[Excerpt from a dataset]
>> BEGIN

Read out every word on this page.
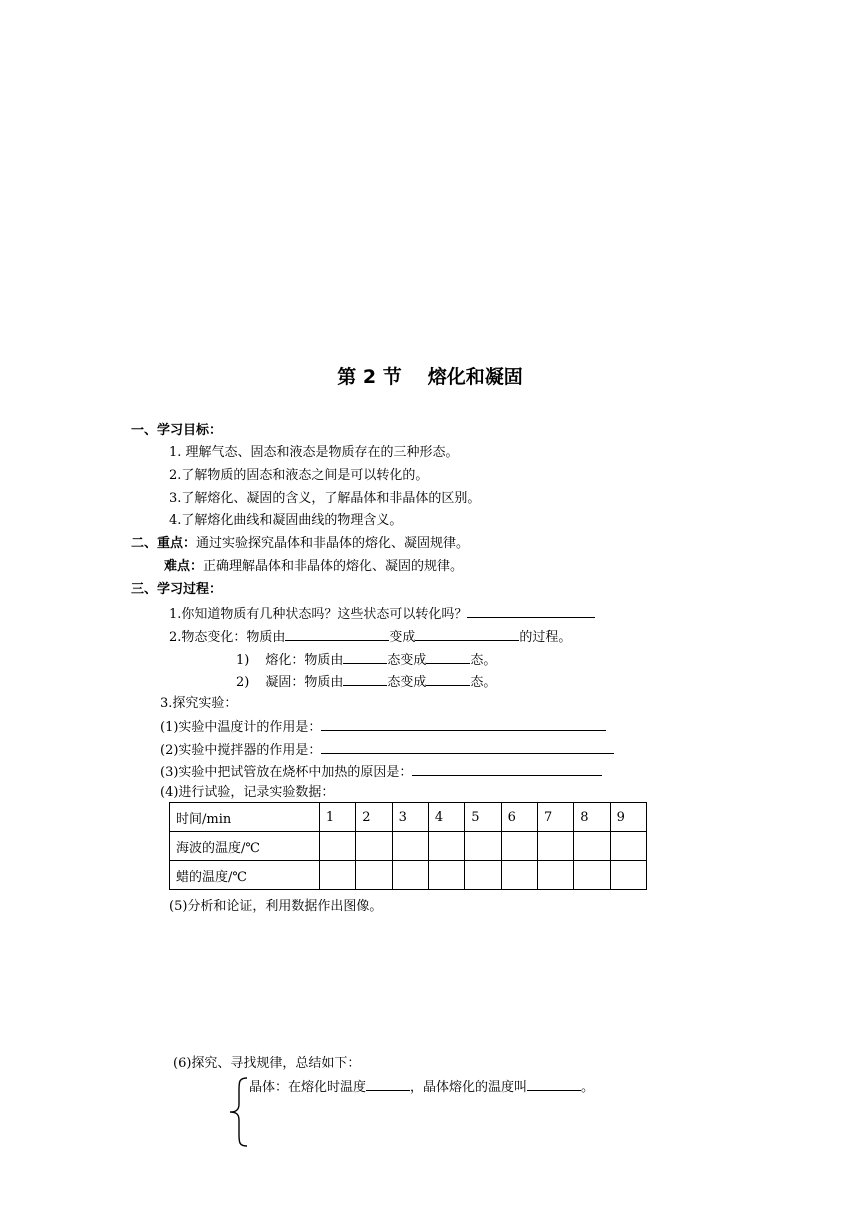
第 2 节 熔化和凝固
一、学习目标：
1. 理解气态、固态和液态是物质存在的三种形态。
2.了解物质的固态和液态之间是可以转化的。
3.了解熔化、凝固的含义，了解晶体和非晶体的区别。
4.了解熔化曲线和凝固曲线的物理含义。
二、重点：通过实验探究晶体和非晶体的熔化、凝固规律。
难点：正确理解晶体和非晶体的熔化、凝固的规律。
三、学习过程：
1.你知道物质有几种状态吗？这些状态可以转化吗？
2.物态变化：物质由	变成	的过程。
1) 熔化：物质由	态变成	态。
2) 凝固：物质由	态变成	态。
3.探究实验：
(1)实验中温度计的作用是：
(2)实验中搅拌器的作用是：
(3)实验中把试管放在烧杯中加热的原因是：
(4)进行试验，记录实验数据：
时间/min	1	2	3	4	5	6	7	8	9
海波的温度/℃									
蜡的温度/℃									
(5)分析和论证，利用数据作出图像。
(6)探究、寻找规律，总结如下：
晶体：在熔化时温度	，晶体熔化的温度叫	。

>> END

Make an exact copy of every entry above, minus the images.

FULL SOLUTION
Read out every word on this page.
第 2 节 熔化和凝固
一、学习目标：
1. 理解气态、固态和液态是物质存在的三种形态。
2.了解物质的固态和液态之间是可以转化的。
3.了解熔化、凝固的含义，了解晶体和非晶体的区别。
4.了解熔化曲线和凝固曲线的物理含义。
二、重点：通过实验探究晶体和非晶体的熔化、凝固规律。
难点：正确理解晶体和非晶体的熔化、凝固的规律。
三、学习过程：
1.你知道物质有几种状态吗？这些状态可以转化吗？
2.物态变化：物质由	变成	的过程。
1) 熔化：物质由	态变成	态。
2) 凝固：物质由	态变成	态。
3.探究实验：
(1)实验中温度计的作用是：
(2)实验中搅拌器的作用是：
(3)实验中把试管放在烧杯中加热的原因是：
(4)进行试验，记录实验数据：
时间/min	1	2	3	4	5	6	7	8	9
海波的温度/℃									
蜡的温度/℃									
(5)分析和论证，利用数据作出图像。
(6)探究、寻找规律，总结如下：
晶体：在熔化时温度	，晶体熔化的温度叫	。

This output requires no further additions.